Records from a collection
=======
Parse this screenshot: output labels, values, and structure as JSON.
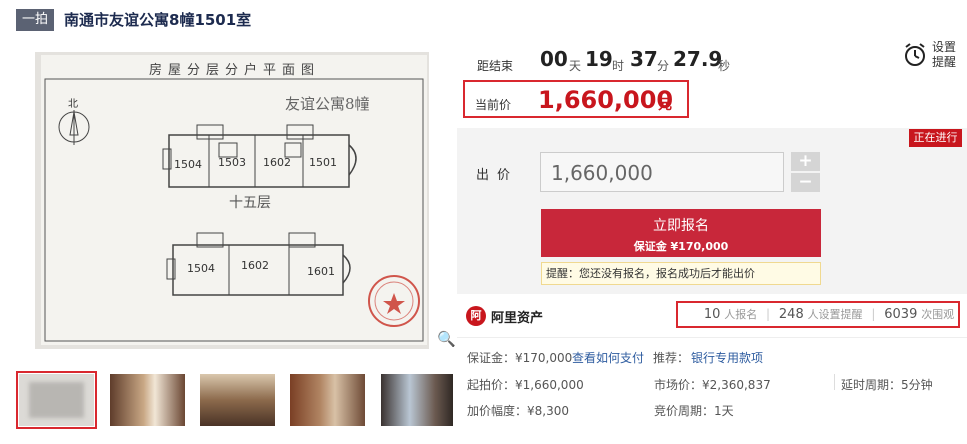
{
  "header": {
    "tag": "一拍",
    "title": "南通市友谊公寓8幢1501室"
  },
  "plan": {
    "heading": "房屋分层分户平面图",
    "name": "友谊公寓8幢",
    "north": "北",
    "floor": "十五层",
    "rooms_top": [
      "1504",
      "1503",
      "1602",
      "1501"
    ],
    "rooms_bottom": [
      "1504",
      "1602",
      "1601"
    ]
  },
  "countdown": {
    "label": "距结束",
    "days": "00",
    "days_unit": "天",
    "hours": "19",
    "hours_unit": "时",
    "minutes": "37",
    "minutes_unit": "分",
    "seconds": "27.9",
    "seconds_unit": "秒"
  },
  "reminder": {
    "label": "设置提醒"
  },
  "current": {
    "label": "当前价",
    "price": "1,660,000",
    "unit": "元"
  },
  "status": "正在进行",
  "bid": {
    "label": "出价",
    "value": "1,660,000",
    "plus": "+",
    "minus": "−",
    "signup_label": "立即报名",
    "deposit_label": "保证金 ¥170,000",
    "tip": "提醒：您还没有报名，报名成功后才能出价"
  },
  "brand": {
    "logo": "阿",
    "name": "阿里资产"
  },
  "stats": [
    {
      "value": "10",
      "unit": "人报名"
    },
    {
      "value": "248",
      "unit": "人设置提醒"
    },
    {
      "value": "6039",
      "unit": "次围观"
    }
  ],
  "info": {
    "deposit": "保证金：¥170,000",
    "howto_link": "查看如何支付",
    "recommend_label": "推荐：",
    "recommend_link": "银行专用款项",
    "start_price": "起拍价：¥1,660,000",
    "market_price": "市场价：¥2,360,837",
    "delay": "延时周期：5分钟",
    "increment": "加价幅度：¥8,300",
    "bid_period": "竞价周期：1天"
  },
  "thumbnails": [
    "thumb-floorplan",
    "thumb-hallway",
    "thumb-living-room",
    "thumb-dining-room",
    "thumb-bedroom"
  ]
}
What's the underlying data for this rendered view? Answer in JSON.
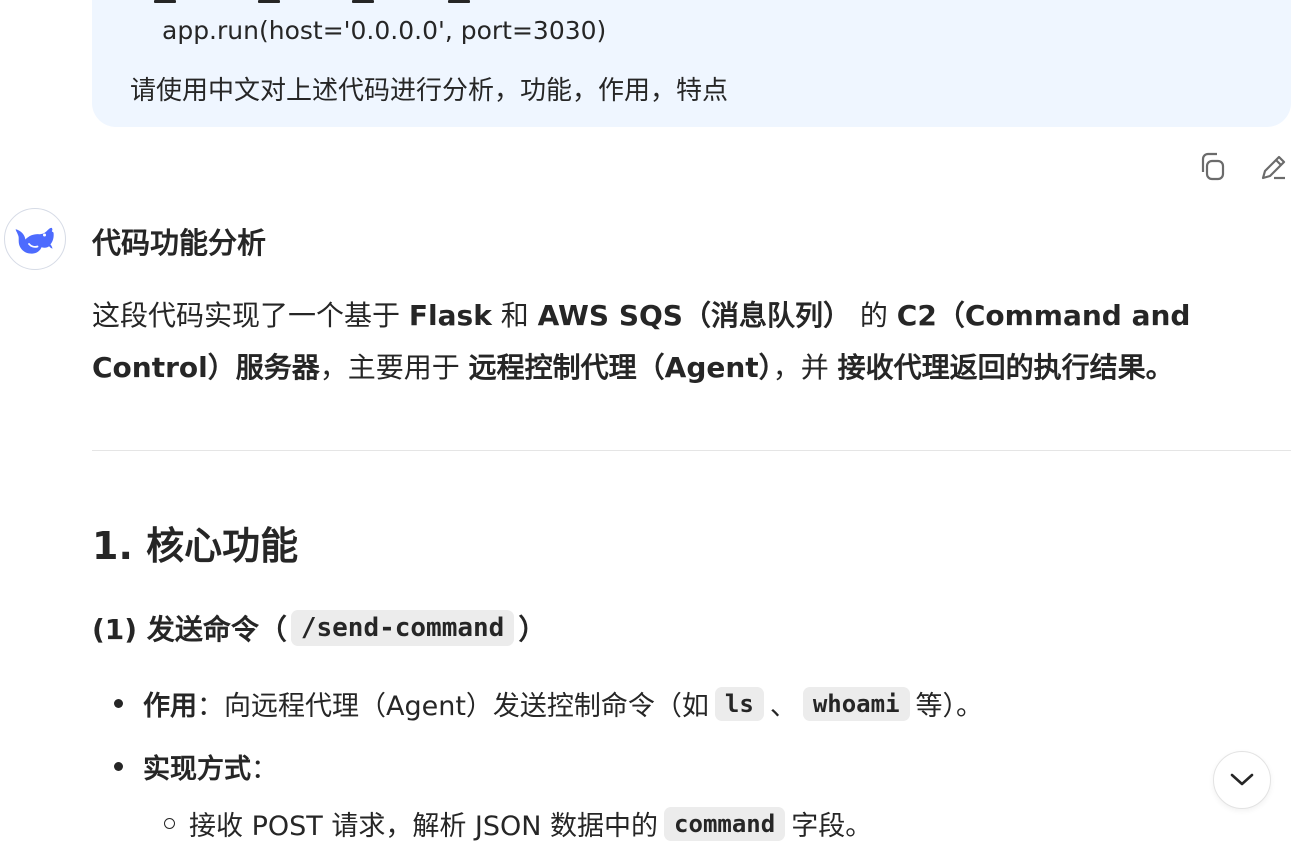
{
  "user_message": {
    "code_line": "app.run(host='0.0.0.0', port=3030)",
    "prompt": "请使用中文对上述代码进行分析，功能，作用，特点"
  },
  "message_actions": {
    "copy_icon": "copy-icon",
    "edit_icon": "edit-icon"
  },
  "assistant": {
    "avatar_icon": "deepseek-whale-icon",
    "heading": "代码功能分析",
    "intro": {
      "t1": "这段代码实现了一个基于 ",
      "b1": "Flask",
      "t2": " 和 ",
      "b2": "AWS SQS（消息队列）",
      "t3": " 的 ",
      "b3": "C2（Command and Control）服务器",
      "t4": "，主要用于 ",
      "b4": "远程控制代理（Agent）",
      "t5": "，并 ",
      "b5": "接收代理返回的执行结果。"
    },
    "section_title": "1. 核心功能",
    "sub_heading": {
      "prefix": "(1) 发送命令（",
      "code": "/send-command",
      "suffix": "）"
    },
    "bullets": {
      "b1_label": "作用",
      "b1_text1": "：向远程代理（Agent）发送控制命令（如 ",
      "b1_code1": "ls",
      "b1_sep": "、",
      "b1_code2": "whoami",
      "b1_text2": " 等）。",
      "b2_label": "实现方式",
      "b2_text": "：",
      "sub1_text1": "接收 POST 请求，解析 JSON 数据中的 ",
      "sub1_code": "command",
      "sub1_text2": " 字段。"
    }
  },
  "scroll_button": {
    "icon": "chevron-down-icon"
  },
  "colors": {
    "bubble_bg": "#eff6ff",
    "text": "#262626",
    "code_bg": "#ececec",
    "brand_blue": "#4d6bfe"
  }
}
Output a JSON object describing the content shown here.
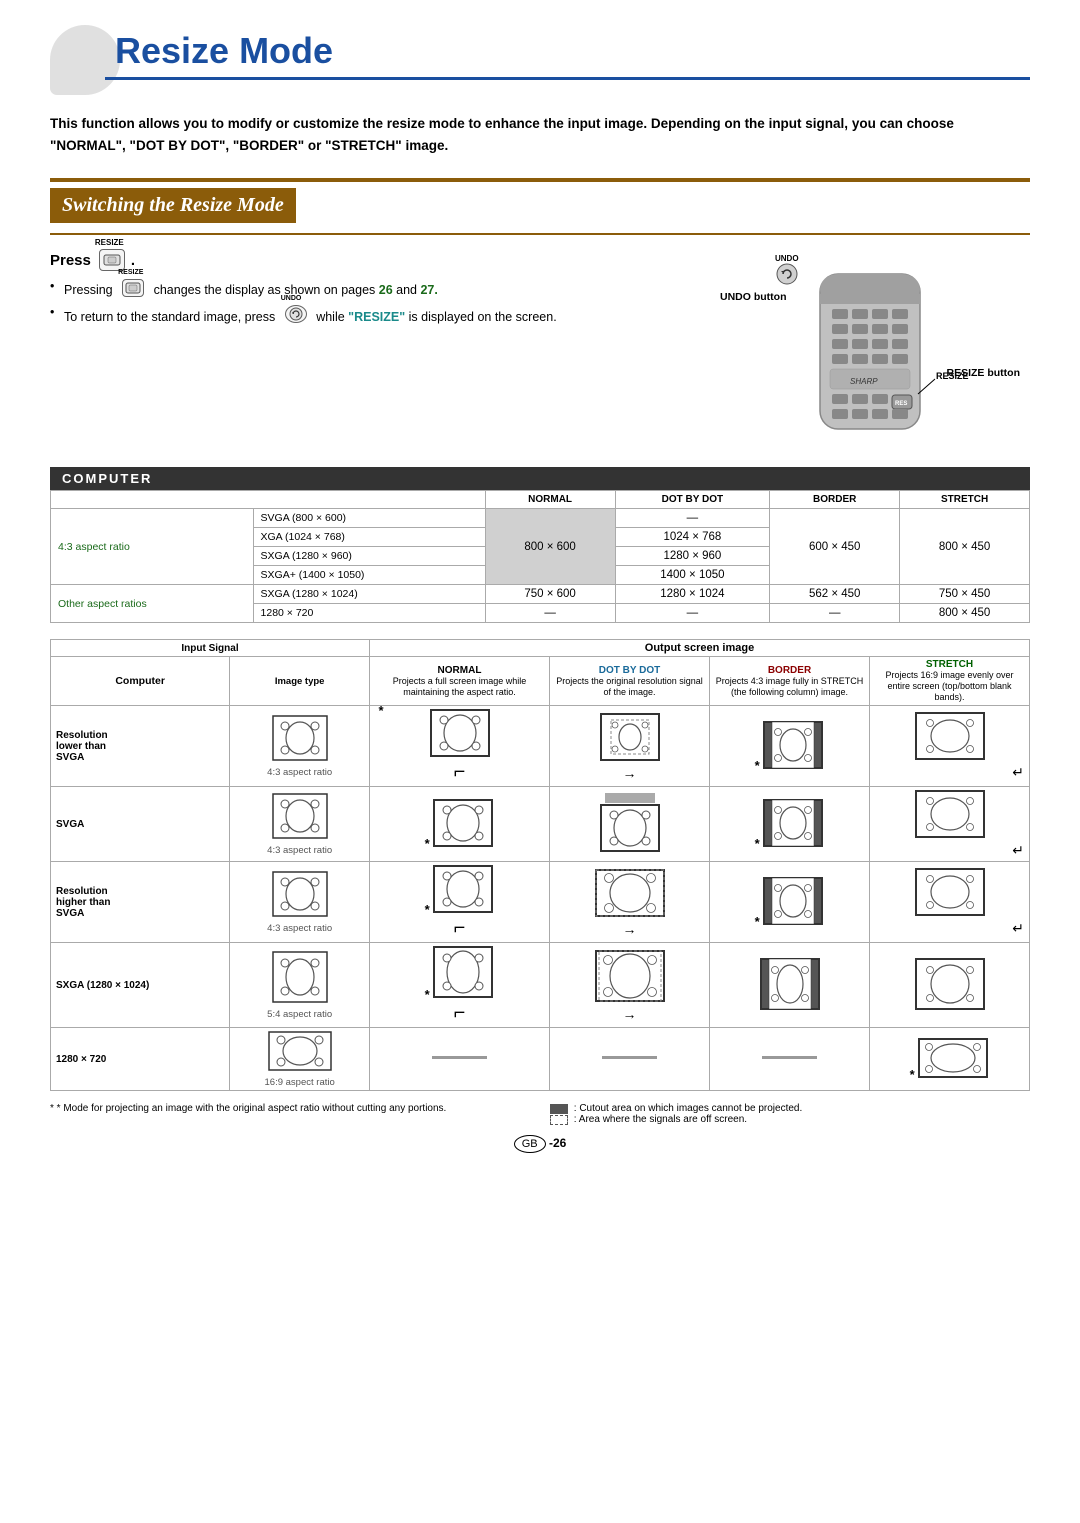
{
  "page": {
    "title": "Resize Mode",
    "intro": "This function allows you to modify or customize the resize mode to enhance the input image. Depending on the input signal, you can choose \"NORMAL\", \"DOT BY DOT\", \"BORDER\" or \"STRETCH\" image."
  },
  "section1": {
    "heading": "Switching the Resize Mode",
    "press_label": "Press",
    "bullet1_pre": "Pressing",
    "bullet1_post": "changes the display as shown on pages",
    "page26": "26",
    "and": "and",
    "page27": "27.",
    "bullet2_pre": "To return to the standard image, press",
    "bullet2_post": "while",
    "resize_word": "\"RESIZE\"",
    "bullet2_end": "is displayed on the screen.",
    "undo_label": "UNDO button",
    "resize_label": "RESIZE button"
  },
  "computer_section": {
    "header": "COMPUTER"
  },
  "top_table": {
    "col_normal": "NORMAL",
    "col_dotbydot": "DOT BY DOT",
    "col_border": "BORDER",
    "col_stretch": "STRETCH",
    "row1_label": "4:3 aspect ratio",
    "row1_sub1": "SVGA (800 × 600)",
    "row1_sub2": "XGA (1024 × 768)",
    "row1_sub3": "SXGA (1280 × 960)",
    "row1_sub4": "SXGA+ (1400 × 1050)",
    "row1_normal": "800 × 600",
    "row1_dotbydot1": "—",
    "row1_dotbydot2": "1024 × 768",
    "row1_dotbydot3": "1280 × 960",
    "row1_dotbydot4": "1400 × 1050",
    "row1_border": "600 × 450",
    "row1_stretch": "800 × 450",
    "row2_label": "Other aspect ratios",
    "row2_sub1": "SXGA (1280 × 1024)",
    "row2_sub2": "1280 × 720",
    "row2_normal1": "750 × 600",
    "row2_normal2": "—",
    "row2_dotbydot1": "1280 × 1024",
    "row2_dotbydot2": "—",
    "row2_border1": "562 × 450",
    "row2_border2": "—",
    "row2_stretch1": "750 × 450",
    "row2_stretch2": "800 × 450"
  },
  "detail_table": {
    "input_signal": "Input Signal",
    "output_screen": "Output screen image",
    "computer_col": "Computer",
    "image_type_col": "Image type",
    "normal_head": "NORMAL",
    "normal_desc": "Projects a full screen image while maintaining the aspect ratio.",
    "dotbydot_head": "DOT BY DOT",
    "dotbydot_desc": "Projects the original resolution signal of the image.",
    "border_head": "BORDER",
    "border_desc": "Projects 4:3 image fully in STRETCH (the following column) image.",
    "stretch_head": "STRETCH",
    "stretch_desc": "Projects 16:9 image evenly over entire screen (top/bottom blank bands).",
    "row1_computer": "Resolution\nlower than\nSVGA",
    "row1_aspect": "4:3 aspect ratio",
    "row2_computer": "SVGA",
    "row2_aspect": "4:3 aspect ratio",
    "row3_computer": "Resolution\nhigher than\nSVGA",
    "row3_aspect": "4:3 aspect ratio",
    "row4_computer": "SXGA (1280 × 1024)",
    "row4_aspect": "5:4 aspect ratio",
    "row5_computer": "1280 × 720",
    "row5_aspect": "16:9 aspect ratio"
  },
  "footnotes": {
    "asterisk_note": "* Mode for projecting an image with the original aspect ratio without cutting any portions.",
    "solid_legend": ": Cutout area on which images cannot be projected.",
    "dots_legend": ": Area where the signals are off screen."
  },
  "page_number": "GB -26"
}
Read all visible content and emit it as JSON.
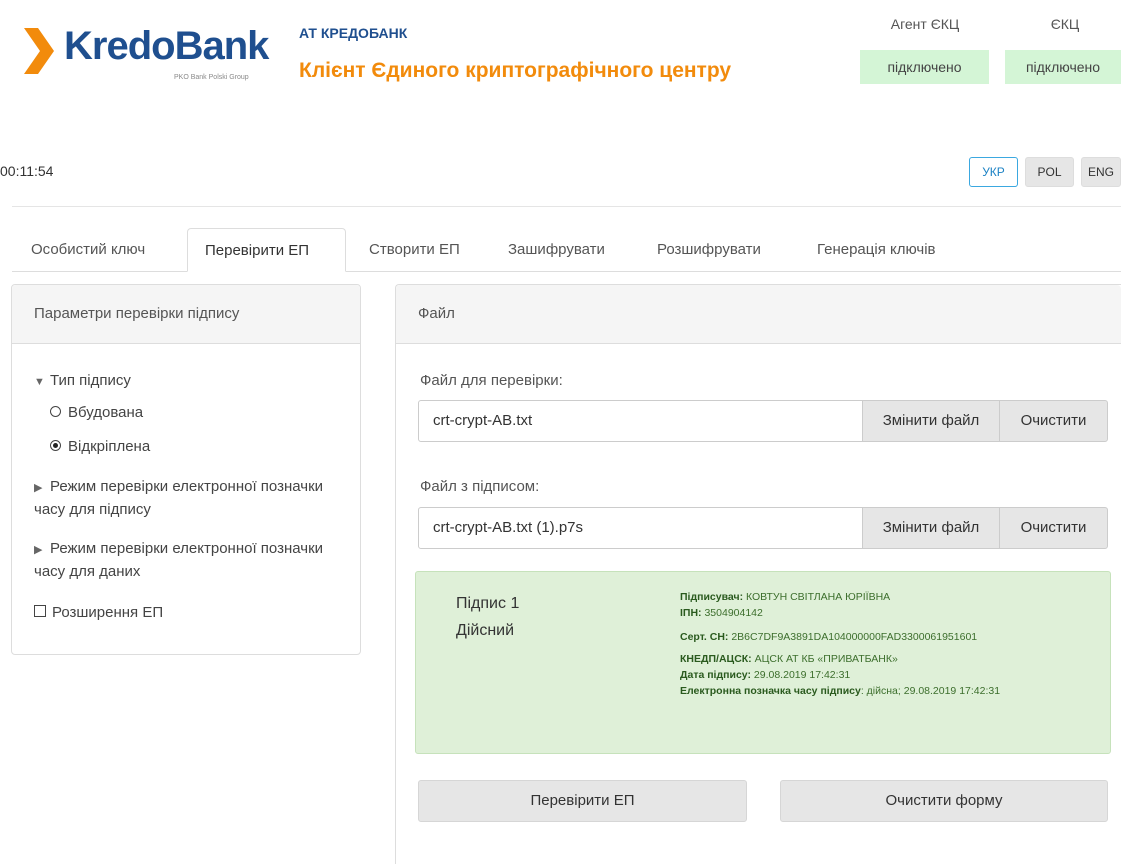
{
  "brand": {
    "logo_text": "KredoBank",
    "logo_subtitle": "PKO Bank Polski Group",
    "bank_name": "АТ КРЕДОБАНК",
    "app_title": "Клієнт Єдиного криптографічного центру",
    "accent_blue": "#1f4f8f",
    "accent_orange": "#f28b0c"
  },
  "status": {
    "agent_label": "Агент ЄКЦ",
    "agent_value": "підключено",
    "ekc_label": "ЄКЦ",
    "ekc_value": "підключено",
    "ok_color": "#d4f5d6"
  },
  "timer": "00:11:54",
  "languages": [
    {
      "label": "УКР",
      "active": true
    },
    {
      "label": "POL",
      "active": false
    },
    {
      "label": "ENG",
      "active": false
    }
  ],
  "tabs": [
    {
      "label": "Особистий ключ"
    },
    {
      "label": "Перевірити ЕП",
      "active": true
    },
    {
      "label": "Створити ЕП"
    },
    {
      "label": "Зашифрувати"
    },
    {
      "label": "Розшифрувати"
    },
    {
      "label": "Генерація ключів"
    }
  ],
  "left_panel": {
    "title": "Параметри перевірки підпису",
    "signature_type": "Тип підпису",
    "option_embedded": "Вбудована",
    "option_detached": "Відкріплена",
    "selected": "Відкріплена",
    "ts_signature": "Режим перевірки електронної позначки часу для підпису",
    "ts_data": "Режим перевірки електронної позначки часу для даних",
    "extensions": "Розширення ЕП"
  },
  "right_panel": {
    "title": "Файл",
    "file_label": "Файл для перевірки:",
    "file_value": "crt-crypt-AB.txt",
    "sig_label": "Файл з підписом:",
    "sig_value": "crt-crypt-AB.txt (1).p7s",
    "change_button": "Змінити файл",
    "clear_button": "Очистити"
  },
  "result": {
    "signature_number": "Підпис 1",
    "signature_status": "Дійсний",
    "signer_label": "Підписувач:",
    "signer_value": "КОВТУН СВІТЛАНА ЮРІЇВНА",
    "ipn_label": "ІПН:",
    "ipn_value": "3504904142",
    "cert_label": "Серт. СН:",
    "cert_value": "2B6C7DF9A3891DA104000000FAD3300061951601",
    "ca_label": "КНЕДП/АЦСК:",
    "ca_value": "АЦСК АТ КБ «ПРИВАТБАНК»",
    "date_label": "Дата підпису:",
    "date_value": "29.08.2019 17:42:31",
    "ts_label": "Електронна позначка часу підпису",
    "ts_value": ": дійсна; 29.08.2019 17:42:31"
  },
  "actions": {
    "verify_button": "Перевірити ЕП",
    "clear_form_button": "Очистити форму"
  }
}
=======
*Task prompt:* Locate all lines that include the word "aspect" and copy them out.

*Exercise solution:*
    "row1_label": "4:3 aspect ratio",
    "row2_label": "Other aspect ratios",
    "normal_desc": "Projects a full screen image while maintaining the aspect ratio.",
    "row1_aspect": "4:3 aspect ratio",
    "row2_aspect": "4:3 aspect ratio",
    "row3_aspect": "4:3 aspect ratio",
    "row4_aspect": "5:4 aspect ratio",
    "row5_aspect": "16:9 aspect ratio"
    "asterisk_note": "* Mode for projecting an image with the original aspect ratio without cutting any portions.",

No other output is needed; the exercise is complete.